* _Required task_:
Pictures appear in the records below; write out everything else exactly.

* _Exercise input_:
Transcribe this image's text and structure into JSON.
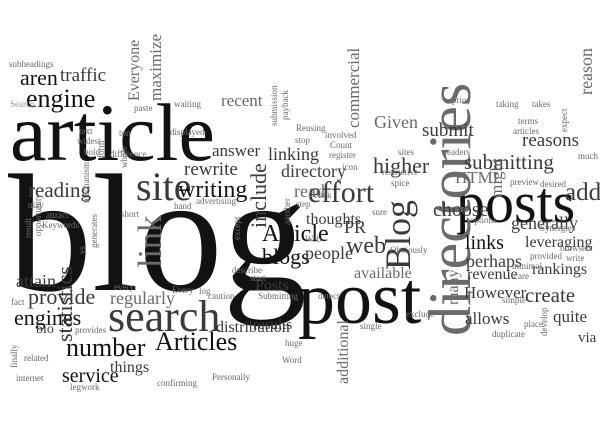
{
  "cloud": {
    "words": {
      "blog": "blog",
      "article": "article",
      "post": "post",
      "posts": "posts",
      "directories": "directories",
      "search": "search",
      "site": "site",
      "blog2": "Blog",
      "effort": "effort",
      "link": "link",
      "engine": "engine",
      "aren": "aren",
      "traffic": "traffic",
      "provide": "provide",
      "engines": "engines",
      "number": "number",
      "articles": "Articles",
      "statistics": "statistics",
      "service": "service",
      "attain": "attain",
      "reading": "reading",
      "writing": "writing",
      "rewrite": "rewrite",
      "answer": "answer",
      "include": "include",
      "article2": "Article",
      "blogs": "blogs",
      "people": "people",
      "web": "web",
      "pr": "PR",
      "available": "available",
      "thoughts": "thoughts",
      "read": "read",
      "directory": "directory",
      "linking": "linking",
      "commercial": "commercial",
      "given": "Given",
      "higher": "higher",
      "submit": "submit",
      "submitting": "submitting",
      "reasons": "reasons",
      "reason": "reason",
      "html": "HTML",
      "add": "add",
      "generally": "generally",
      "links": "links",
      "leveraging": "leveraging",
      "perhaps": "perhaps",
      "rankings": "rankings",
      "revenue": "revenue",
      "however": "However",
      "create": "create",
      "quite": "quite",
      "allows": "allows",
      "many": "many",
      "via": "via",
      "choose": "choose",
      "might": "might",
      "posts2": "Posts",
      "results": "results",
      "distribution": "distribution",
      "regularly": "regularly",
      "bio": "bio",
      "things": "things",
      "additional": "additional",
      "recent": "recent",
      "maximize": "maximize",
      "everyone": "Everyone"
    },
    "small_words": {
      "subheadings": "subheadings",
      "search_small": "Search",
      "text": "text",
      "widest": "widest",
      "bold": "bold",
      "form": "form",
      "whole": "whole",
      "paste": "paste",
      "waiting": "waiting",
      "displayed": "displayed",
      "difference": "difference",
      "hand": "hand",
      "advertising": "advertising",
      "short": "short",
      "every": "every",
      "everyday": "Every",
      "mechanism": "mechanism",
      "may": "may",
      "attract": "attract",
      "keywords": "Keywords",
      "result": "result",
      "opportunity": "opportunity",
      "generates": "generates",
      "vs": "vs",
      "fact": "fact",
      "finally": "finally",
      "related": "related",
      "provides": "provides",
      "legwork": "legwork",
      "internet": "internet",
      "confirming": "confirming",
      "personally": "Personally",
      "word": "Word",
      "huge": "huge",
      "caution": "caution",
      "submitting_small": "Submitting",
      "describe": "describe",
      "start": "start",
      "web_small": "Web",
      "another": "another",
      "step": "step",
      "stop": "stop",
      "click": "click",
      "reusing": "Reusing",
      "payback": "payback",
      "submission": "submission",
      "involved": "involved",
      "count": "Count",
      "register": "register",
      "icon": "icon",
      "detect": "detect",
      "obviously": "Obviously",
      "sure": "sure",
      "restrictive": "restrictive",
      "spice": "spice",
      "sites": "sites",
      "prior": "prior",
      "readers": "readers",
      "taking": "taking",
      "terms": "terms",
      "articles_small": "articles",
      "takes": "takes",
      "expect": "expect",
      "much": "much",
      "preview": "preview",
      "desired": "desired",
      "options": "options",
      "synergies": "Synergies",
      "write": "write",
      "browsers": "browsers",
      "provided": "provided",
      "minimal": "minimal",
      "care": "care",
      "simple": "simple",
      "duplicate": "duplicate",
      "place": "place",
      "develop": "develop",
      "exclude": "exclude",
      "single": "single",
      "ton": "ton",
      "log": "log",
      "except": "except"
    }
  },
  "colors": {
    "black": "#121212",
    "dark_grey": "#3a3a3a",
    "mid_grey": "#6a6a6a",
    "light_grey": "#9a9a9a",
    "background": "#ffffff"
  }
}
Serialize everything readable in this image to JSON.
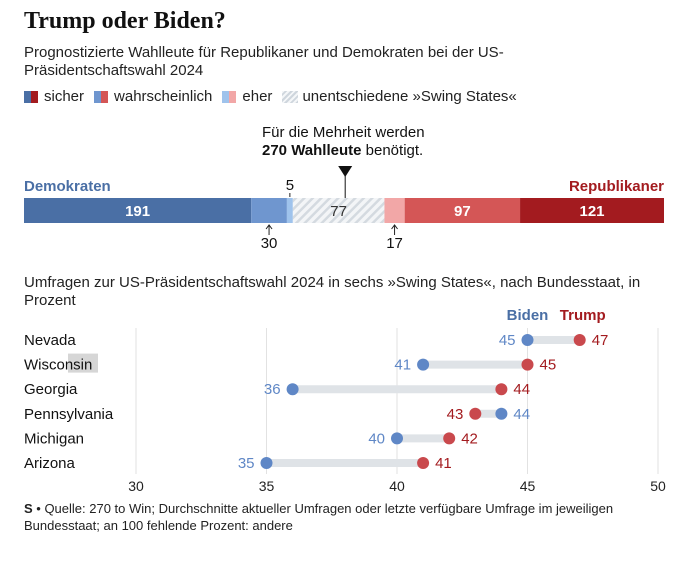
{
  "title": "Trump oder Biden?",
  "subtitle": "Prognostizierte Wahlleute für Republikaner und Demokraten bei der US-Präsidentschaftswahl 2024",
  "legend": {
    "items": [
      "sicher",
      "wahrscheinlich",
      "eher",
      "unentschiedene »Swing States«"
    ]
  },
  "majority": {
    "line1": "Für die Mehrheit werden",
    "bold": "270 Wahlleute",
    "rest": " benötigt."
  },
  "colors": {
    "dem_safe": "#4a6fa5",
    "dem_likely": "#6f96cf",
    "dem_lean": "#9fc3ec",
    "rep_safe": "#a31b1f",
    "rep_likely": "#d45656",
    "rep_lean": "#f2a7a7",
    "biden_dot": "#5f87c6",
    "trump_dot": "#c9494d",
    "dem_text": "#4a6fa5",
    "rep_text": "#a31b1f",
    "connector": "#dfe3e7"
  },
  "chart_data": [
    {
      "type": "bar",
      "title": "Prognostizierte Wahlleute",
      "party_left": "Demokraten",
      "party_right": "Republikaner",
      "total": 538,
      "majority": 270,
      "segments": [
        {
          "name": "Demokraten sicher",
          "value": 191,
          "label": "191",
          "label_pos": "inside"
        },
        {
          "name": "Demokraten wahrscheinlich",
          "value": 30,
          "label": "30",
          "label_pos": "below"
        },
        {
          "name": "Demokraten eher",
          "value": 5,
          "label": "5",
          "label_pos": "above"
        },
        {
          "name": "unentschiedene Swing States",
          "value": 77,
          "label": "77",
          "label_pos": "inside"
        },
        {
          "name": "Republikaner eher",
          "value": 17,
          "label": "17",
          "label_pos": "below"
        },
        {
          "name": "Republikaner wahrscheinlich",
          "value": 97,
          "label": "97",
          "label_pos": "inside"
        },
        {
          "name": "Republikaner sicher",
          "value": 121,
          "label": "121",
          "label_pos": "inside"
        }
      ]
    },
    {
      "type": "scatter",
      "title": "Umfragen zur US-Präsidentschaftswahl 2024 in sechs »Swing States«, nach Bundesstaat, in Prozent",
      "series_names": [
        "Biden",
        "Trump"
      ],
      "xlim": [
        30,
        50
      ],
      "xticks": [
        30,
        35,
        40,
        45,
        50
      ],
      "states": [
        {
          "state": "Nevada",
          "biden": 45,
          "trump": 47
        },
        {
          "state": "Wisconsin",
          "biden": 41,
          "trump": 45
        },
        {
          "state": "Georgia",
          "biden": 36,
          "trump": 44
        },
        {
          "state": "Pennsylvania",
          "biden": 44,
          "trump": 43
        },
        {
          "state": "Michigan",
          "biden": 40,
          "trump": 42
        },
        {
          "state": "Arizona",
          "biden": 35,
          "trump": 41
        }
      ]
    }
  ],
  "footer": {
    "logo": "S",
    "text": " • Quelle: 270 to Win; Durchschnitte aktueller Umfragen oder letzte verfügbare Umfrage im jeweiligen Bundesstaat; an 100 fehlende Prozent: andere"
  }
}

* _Solution for this exercise_:
Transcribe this image's text and structure into JSON.
{
  "cloud": {
    "words": {
      "blog": "blog",
      "article": "article",
      "post": "post",
      "posts": "posts",
      "directories": "directories",
      "search": "search",
      "site": "site",
      "blog2": "Blog",
      "effort": "effort",
      "link": "link",
      "engine": "engine",
      "aren": "aren",
      "traffic": "traffic",
      "provide": "provide",
      "engines": "engines",
      "number": "number",
      "articles": "Articles",
      "statistics": "statistics",
      "service": "service",
      "attain": "attain",
      "reading": "reading",
      "writing": "writing",
      "rewrite": "rewrite",
      "answer": "answer",
      "include": "include",
      "article2": "Article",
      "blogs": "blogs",
      "people": "people",
      "web": "web",
      "pr": "PR",
      "available": "available",
      "thoughts": "thoughts",
      "read": "read",
      "directory": "directory",
      "linking": "linking",
      "commercial": "commercial",
      "given": "Given",
      "higher": "higher",
      "submit": "submit",
      "submitting": "submitting",
      "reasons": "reasons",
      "reason": "reason",
      "html": "HTML",
      "add": "add",
      "generally": "generally",
      "links": "links",
      "leveraging": "leveraging",
      "perhaps": "perhaps",
      "rankings": "rankings",
      "revenue": "revenue",
      "however": "However",
      "create": "create",
      "quite": "quite",
      "allows": "allows",
      "many": "many",
      "via": "via",
      "choose": "choose",
      "might": "might",
      "posts2": "Posts",
      "results": "results",
      "distribution": "distribution",
      "regularly": "regularly",
      "bio": "bio",
      "things": "things",
      "additional": "additional",
      "recent": "recent",
      "maximize": "maximize",
      "everyone": "Everyone"
    },
    "small_words": {
      "subheadings": "subheadings",
      "search_small": "Search",
      "text": "text",
      "widest": "widest",
      "bold": "bold",
      "form": "form",
      "whole": "whole",
      "paste": "paste",
      "waiting": "waiting",
      "displayed": "displayed",
      "difference": "difference",
      "hand": "hand",
      "advertising": "advertising",
      "short": "short",
      "every": "every",
      "everyday": "Every",
      "mechanism": "mechanism",
      "may": "may",
      "attract": "attract",
      "keywords": "Keywords",
      "result": "result",
      "opportunity": "opportunity",
      "generates": "generates",
      "vs": "vs",
      "fact": "fact",
      "finally": "finally",
      "related": "related",
      "provides": "provides",
      "legwork": "legwork",
      "internet": "internet",
      "confirming": "confirming",
      "personally": "Personally",
      "word": "Word",
      "huge": "huge",
      "caution": "caution",
      "submitting_small": "Submitting",
      "describe": "describe",
      "start": "start",
      "web_small": "Web",
      "another": "another",
      "step": "step",
      "stop": "stop",
      "click": "click",
      "reusing": "Reusing",
      "payback": "payback",
      "submission": "submission",
      "involved": "involved",
      "count": "Count",
      "register": "register",
      "icon": "icon",
      "detect": "detect",
      "obviously": "Obviously",
      "sure": "sure",
      "restrictive": "restrictive",
      "spice": "spice",
      "sites": "sites",
      "prior": "prior",
      "readers": "readers",
      "taking": "taking",
      "terms": "terms",
      "articles_small": "articles",
      "takes": "takes",
      "expect": "expect",
      "much": "much",
      "preview": "preview",
      "desired": "desired",
      "options": "options",
      "synergies": "Synergies",
      "write": "write",
      "browsers": "browsers",
      "provided": "provided",
      "minimal": "minimal",
      "care": "care",
      "simple": "simple",
      "duplicate": "duplicate",
      "place": "place",
      "develop": "develop",
      "exclude": "exclude",
      "single": "single",
      "ton": "ton",
      "log": "log",
      "except": "except"
    }
  },
  "colors": {
    "black": "#121212",
    "dark_grey": "#3a3a3a",
    "mid_grey": "#6a6a6a",
    "light_grey": "#9a9a9a",
    "background": "#ffffff"
  }
}
Serialize everything readable in this image to JSON.
{
  "title": "Trump oder Biden?",
  "subtitle": "Prognostizierte Wahlleute für Republikaner und Demokraten bei der US-Präsidentschaftswahl 2024",
  "legend": {
    "items": [
      "sicher",
      "wahrscheinlich",
      "eher",
      "unentschiedene »Swing States«"
    ]
  },
  "majority": {
    "line1": "Für die Mehrheit werden",
    "bold": "270 Wahlleute",
    "rest": " benötigt."
  },
  "colors": {
    "dem_safe": "#4a6fa5",
    "dem_likely": "#6f96cf",
    "dem_lean": "#9fc3ec",
    "rep_safe": "#a31b1f",
    "rep_likely": "#d45656",
    "rep_lean": "#f2a7a7",
    "biden_dot": "#5f87c6",
    "trump_dot": "#c9494d",
    "dem_text": "#4a6fa5",
    "rep_text": "#a31b1f",
    "connector": "#dfe3e7"
  },
  "chart_data": [
    {
      "type": "bar",
      "title": "Prognostizierte Wahlleute",
      "party_left": "Demokraten",
      "party_right": "Republikaner",
      "total": 538,
      "majority": 270,
      "segments": [
        {
          "name": "Demokraten sicher",
          "value": 191,
          "label": "191",
          "label_pos": "inside"
        },
        {
          "name": "Demokraten wahrscheinlich",
          "value": 30,
          "label": "30",
          "label_pos": "below"
        },
        {
          "name": "Demokraten eher",
          "value": 5,
          "label": "5",
          "label_pos": "above"
        },
        {
          "name": "unentschiedene Swing States",
          "value": 77,
          "label": "77",
          "label_pos": "inside"
        },
        {
          "name": "Republikaner eher",
          "value": 17,
          "label": "17",
          "label_pos": "below"
        },
        {
          "name": "Republikaner wahrscheinlich",
          "value": 97,
          "label": "97",
          "label_pos": "inside"
        },
        {
          "name": "Republikaner sicher",
          "value": 121,
          "label": "121",
          "label_pos": "inside"
        }
      ]
    },
    {
      "type": "scatter",
      "title": "Umfragen zur US-Präsidentschaftswahl 2024 in sechs »Swing States«, nach Bundesstaat, in Prozent",
      "series_names": [
        "Biden",
        "Trump"
      ],
      "xlim": [
        30,
        50
      ],
      "xticks": [
        30,
        35,
        40,
        45,
        50
      ],
      "states": [
        {
          "state": "Nevada",
          "biden": 45,
          "trump": 47
        },
        {
          "state": "Wisconsin",
          "biden": 41,
          "trump": 45
        },
        {
          "state": "Georgia",
          "biden": 36,
          "trump": 44
        },
        {
          "state": "Pennsylvania",
          "biden": 44,
          "trump": 43
        },
        {
          "state": "Michigan",
          "biden": 40,
          "trump": 42
        },
        {
          "state": "Arizona",
          "biden": 35,
          "trump": 41
        }
      ]
    }
  ],
  "footer": {
    "logo": "S",
    "text": " • Quelle: 270 to Win; Durchschnitte aktueller Umfragen oder letzte verfügbare Umfrage im jeweiligen Bundesstaat; an 100 fehlende Prozent: andere"
  }
}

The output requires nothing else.